"""

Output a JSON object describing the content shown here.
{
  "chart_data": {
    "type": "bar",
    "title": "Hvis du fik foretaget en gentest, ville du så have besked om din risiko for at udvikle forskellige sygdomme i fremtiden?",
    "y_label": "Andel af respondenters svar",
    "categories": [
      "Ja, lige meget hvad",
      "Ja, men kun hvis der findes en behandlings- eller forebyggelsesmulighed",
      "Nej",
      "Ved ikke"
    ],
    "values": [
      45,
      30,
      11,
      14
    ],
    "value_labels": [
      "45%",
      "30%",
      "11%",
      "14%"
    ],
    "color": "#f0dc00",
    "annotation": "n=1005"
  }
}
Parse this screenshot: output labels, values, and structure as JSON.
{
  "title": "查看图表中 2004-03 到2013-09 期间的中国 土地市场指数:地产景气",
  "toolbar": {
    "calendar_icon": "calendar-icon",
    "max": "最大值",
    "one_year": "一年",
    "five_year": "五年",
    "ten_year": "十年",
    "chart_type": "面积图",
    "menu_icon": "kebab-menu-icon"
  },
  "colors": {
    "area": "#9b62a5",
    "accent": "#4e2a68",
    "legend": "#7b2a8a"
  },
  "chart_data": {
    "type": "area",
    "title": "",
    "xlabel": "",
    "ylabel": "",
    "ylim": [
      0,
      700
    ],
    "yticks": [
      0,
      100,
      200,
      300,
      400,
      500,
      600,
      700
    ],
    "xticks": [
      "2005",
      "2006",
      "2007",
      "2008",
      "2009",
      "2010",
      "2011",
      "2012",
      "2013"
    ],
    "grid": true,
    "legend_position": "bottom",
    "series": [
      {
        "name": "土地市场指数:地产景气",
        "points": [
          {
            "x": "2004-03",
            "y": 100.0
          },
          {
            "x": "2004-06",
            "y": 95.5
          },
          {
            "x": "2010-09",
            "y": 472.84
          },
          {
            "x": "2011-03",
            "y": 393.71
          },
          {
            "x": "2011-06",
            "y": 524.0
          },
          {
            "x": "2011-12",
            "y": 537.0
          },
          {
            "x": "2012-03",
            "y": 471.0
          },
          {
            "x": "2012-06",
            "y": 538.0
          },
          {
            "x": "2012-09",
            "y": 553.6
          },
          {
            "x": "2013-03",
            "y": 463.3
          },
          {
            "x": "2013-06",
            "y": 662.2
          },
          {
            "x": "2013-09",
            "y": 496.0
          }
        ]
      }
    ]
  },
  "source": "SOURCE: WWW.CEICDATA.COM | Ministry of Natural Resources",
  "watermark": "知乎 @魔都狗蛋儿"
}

"""

▸ Given exercise
Collect every line above that contains the word "地产景气".

▸ Answer to this problem
  "title": "查看图表中 2004-03 到2013-09 期间的中国 土地市场指数:地产景气",
        "name": "土地市场指数:地产景气",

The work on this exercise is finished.